Intimate Modernism at the Amon Carter, part two

On Monday I introduced the Amon Carter's Intimate Modernism show and talked about how much fun it was to see a museum present an American modernism show when everyone else seems to be abandoning the period. Continuing...

FearingAtticPiece.jpg In 1943, with World War II in full-fight on four continents, Clyfford Still and Jackson Pollock separately hit on the mix of scale and abstraction that drove three decades of American post-war art. Pollock worked through Picasso and European modernism on the way to his drip-fields, and Still mixed Western regionalism with what he saw in his job as a steel inspector in California's East Bay shipyards to arrive at his giant, scything canyons.

Meanwhile, in Fort Worth, Texas, a group of artists explored some of the same then-recent trends in art, added some American influences and basked in each others company. The Fort Worth Circle didn't advance modernism in any particularly new or noteworthy direction but their work provides a fascinating record of how Americans synthesized modernism, as well as how a group of artists pictorially responded to a world war thousands of miles away.

Take Kelly Fearing's 1941 Attic Piece (above), a haunting painting in which Fearing introduces Dada and Hartnett to Hitler's eastern advance. The obvious Dada reference is a broken doll, a woman whose upper arms are missing and whose hoop skirt has been stripped from its wire underpinnings. Then the painting references trompe l'oeil, including nails 'projecting' from board, newspapers, and household objects.

————

What you need to do:
1. According to the post on Intimate Modernism, what job did Clyfford Still hold in California's East Bay shipyards?
2. Carry the post on Intimate Modernism forward from its last sentence, writing a few more sentences in the same voice.
The records after the post on Intimate Modernism are not needed for anything here.

————

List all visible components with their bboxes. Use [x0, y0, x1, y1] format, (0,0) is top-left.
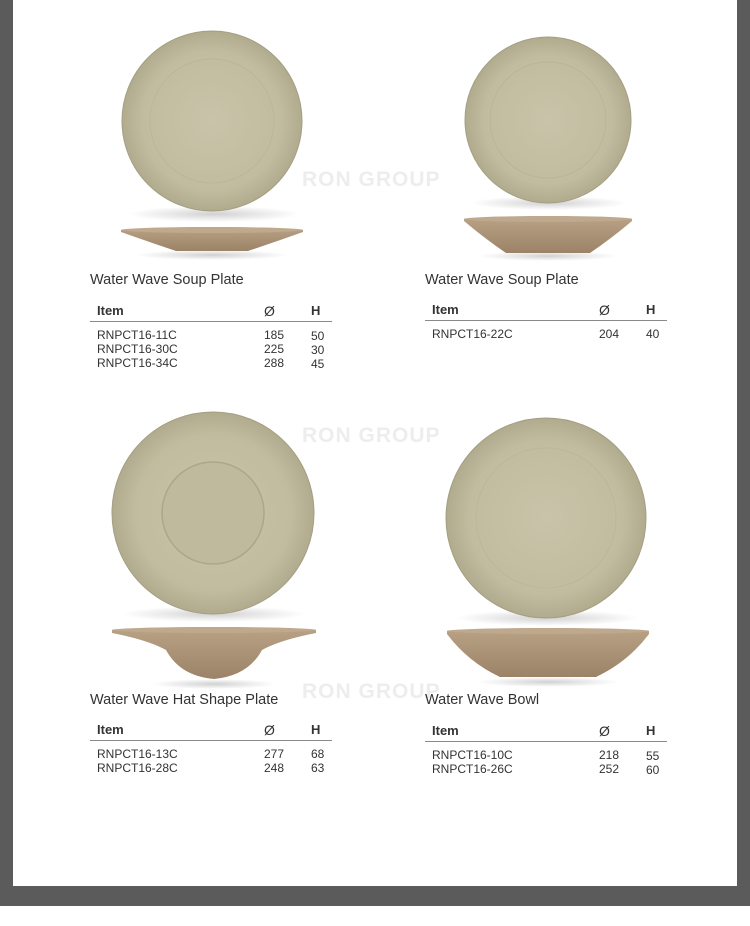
diameter-value: 252 — [599, 762, 620, 776]
item-code: RNPCT16-13C — [97, 747, 178, 761]
diameter-value: 288 — [264, 356, 285, 370]
spec-row — [90, 761, 332, 775]
column-diameter: Ø — [599, 302, 610, 318]
diameter-value: 277 — [264, 747, 285, 761]
plate-side-view — [464, 216, 632, 261]
item-code: RNPCT16-22C — [432, 327, 513, 341]
item-code: RNPCT16-30C — [97, 342, 178, 356]
spec-header — [425, 723, 667, 742]
spec-table — [425, 723, 667, 776]
height-value: 60 — [646, 763, 660, 777]
product-title: Water Wave Hat Shape Plate — [90, 692, 279, 708]
spec-header — [425, 302, 667, 321]
spec-header — [90, 303, 332, 322]
watermark: RON GROUP — [302, 680, 441, 703]
bowl-side-view — [447, 628, 649, 687]
column-diameter: Ø — [599, 723, 610, 739]
spec-row — [90, 356, 332, 370]
plate-side-view — [121, 227, 303, 260]
height-value: 40 — [646, 327, 660, 341]
column-item: Item — [432, 302, 459, 317]
plate-top-view — [465, 37, 631, 210]
column-height: H — [646, 723, 656, 738]
diameter-value: 204 — [599, 327, 620, 341]
product-title: Water Wave Soup Plate — [425, 272, 579, 288]
height-value: 68 — [311, 747, 325, 761]
column-item: Item — [97, 303, 124, 318]
diameter-value: 185 — [264, 328, 285, 342]
product-title: Water Wave Bowl — [425, 692, 540, 708]
column-diameter: Ø — [264, 303, 275, 319]
column-height: H — [311, 722, 321, 737]
column-item: Item — [97, 722, 124, 737]
height-value: 63 — [311, 761, 325, 775]
spec-row — [425, 327, 667, 341]
spec-header — [90, 722, 332, 741]
height-value: 45 — [311, 357, 325, 371]
spec-row — [90, 328, 332, 342]
item-code: RNPCT16-34C — [97, 356, 178, 370]
diameter-value: 225 — [264, 342, 285, 356]
diameter-value: 218 — [599, 748, 620, 762]
product-title: Water Wave Soup Plate — [90, 272, 244, 288]
bowl-top-view — [446, 418, 646, 626]
diameter-value: 248 — [264, 761, 285, 775]
item-code: RNPCT16-28C — [97, 761, 178, 775]
column-diameter: Ø — [264, 722, 275, 738]
spec-row — [425, 748, 667, 762]
spec-row — [90, 747, 332, 761]
item-code: RNPCT16-26C — [432, 762, 513, 776]
hat-plate-top-view — [112, 412, 314, 622]
height-value: 30 — [311, 343, 325, 357]
hat-plate-side-view — [112, 627, 316, 689]
watermark: RON GROUP — [302, 424, 441, 447]
column-height: H — [646, 302, 656, 317]
spec-row — [425, 762, 667, 776]
plate-top-view — [122, 31, 302, 222]
spec-row — [90, 342, 332, 356]
height-value: 55 — [646, 749, 660, 763]
column-height: H — [311, 303, 321, 318]
item-code: RNPCT16-11C — [97, 328, 177, 342]
watermark: RON GROUP — [302, 168, 441, 191]
spec-table — [90, 722, 332, 775]
column-item: Item — [432, 723, 459, 738]
height-value: 50 — [311, 329, 325, 343]
spec-table — [425, 302, 667, 341]
item-code: RNPCT16-10C — [432, 748, 513, 762]
spec-table — [90, 303, 332, 370]
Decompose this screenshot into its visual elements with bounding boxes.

————

Results for the exercise:
1. He worked as a steel inspector.

2.
But something is fantastically wrong here: The painting references those tropes while rejecting them: Fearing's nails are painted with an impressionists brush, not a realist's. Hartnett's famed functional hinges are replaced by two useless hangars, one of which is intact and one of which is completely bent out of shape. A cup is turned over. The newspaper he paints tumbles into the foreground of the painting and includes only one legible headline. It is painted far from realistically: "Germa... attacks Russia..." The words 'Germans' and 'Russians' trail off, focusing our attention on the word 'attacks.' Fearing's painting is about a world askew.

Fearing painted Attic Piece when he was 23. In June 1941, probably after Fearing finished college in Louisiana, Germany invaded Russia. Fearing's painting seems to acknowledge what many Americans understood (and disliked): That America was probably going to end up involved in another world war. Within two years of making Attic Piece Fearing moved to Fort Worth to work in the defense industries and 'joined' the Fort Worth Circle. More later today...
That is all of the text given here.